**Job:** Select lines where the word "hàng" appears.

**Entries supplied:**
....

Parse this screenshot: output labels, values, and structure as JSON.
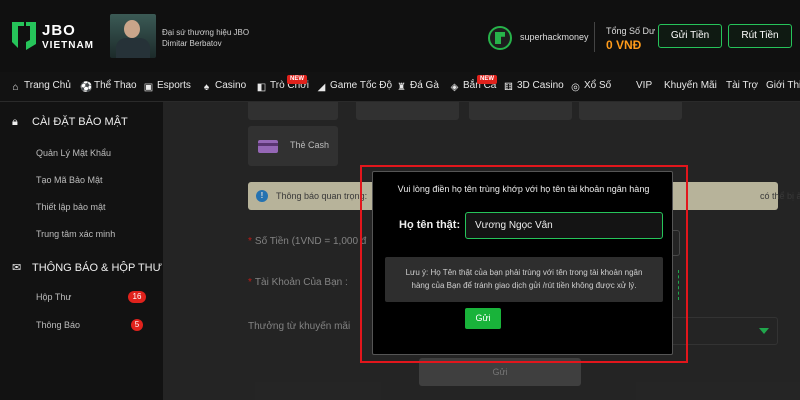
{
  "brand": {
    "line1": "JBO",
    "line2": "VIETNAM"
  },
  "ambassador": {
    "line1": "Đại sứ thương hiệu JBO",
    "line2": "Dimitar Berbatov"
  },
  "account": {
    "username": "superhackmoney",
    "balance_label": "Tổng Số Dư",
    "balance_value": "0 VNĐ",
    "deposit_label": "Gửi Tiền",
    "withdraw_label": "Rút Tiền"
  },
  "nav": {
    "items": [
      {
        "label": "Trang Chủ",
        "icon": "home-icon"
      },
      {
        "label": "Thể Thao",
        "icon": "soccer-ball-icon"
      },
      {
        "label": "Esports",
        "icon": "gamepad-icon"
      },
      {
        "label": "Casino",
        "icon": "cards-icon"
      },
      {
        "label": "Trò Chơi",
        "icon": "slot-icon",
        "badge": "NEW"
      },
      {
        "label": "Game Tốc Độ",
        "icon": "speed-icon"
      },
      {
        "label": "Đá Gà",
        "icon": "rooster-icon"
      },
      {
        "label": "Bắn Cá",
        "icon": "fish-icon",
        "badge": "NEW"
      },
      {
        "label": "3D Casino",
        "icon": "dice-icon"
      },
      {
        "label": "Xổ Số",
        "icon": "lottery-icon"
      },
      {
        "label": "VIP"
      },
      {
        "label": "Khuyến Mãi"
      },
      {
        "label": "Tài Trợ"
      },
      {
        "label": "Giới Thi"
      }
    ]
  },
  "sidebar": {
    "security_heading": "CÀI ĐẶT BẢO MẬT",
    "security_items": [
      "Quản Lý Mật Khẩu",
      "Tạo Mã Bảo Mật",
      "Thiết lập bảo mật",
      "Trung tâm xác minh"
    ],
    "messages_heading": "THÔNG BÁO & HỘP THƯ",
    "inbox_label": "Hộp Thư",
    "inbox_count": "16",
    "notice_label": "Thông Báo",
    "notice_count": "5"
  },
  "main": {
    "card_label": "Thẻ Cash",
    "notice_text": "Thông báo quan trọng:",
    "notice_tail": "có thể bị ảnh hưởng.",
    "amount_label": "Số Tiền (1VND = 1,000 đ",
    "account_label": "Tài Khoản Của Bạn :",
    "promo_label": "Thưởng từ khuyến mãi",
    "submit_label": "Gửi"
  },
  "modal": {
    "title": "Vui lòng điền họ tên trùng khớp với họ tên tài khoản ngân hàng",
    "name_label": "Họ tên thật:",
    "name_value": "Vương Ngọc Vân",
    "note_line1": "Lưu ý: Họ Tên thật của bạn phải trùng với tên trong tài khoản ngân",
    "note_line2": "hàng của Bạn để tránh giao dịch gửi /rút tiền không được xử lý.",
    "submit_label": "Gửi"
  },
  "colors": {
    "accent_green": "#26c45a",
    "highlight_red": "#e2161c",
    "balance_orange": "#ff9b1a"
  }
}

....

**Reply:**
    "title": "Vui lòng điền họ tên trùng khớp với họ tên tài khoản ngân hàng",
    "note_line2": "hàng của Bạn để tránh giao dịch gửi /rút tiền không được xử lý.",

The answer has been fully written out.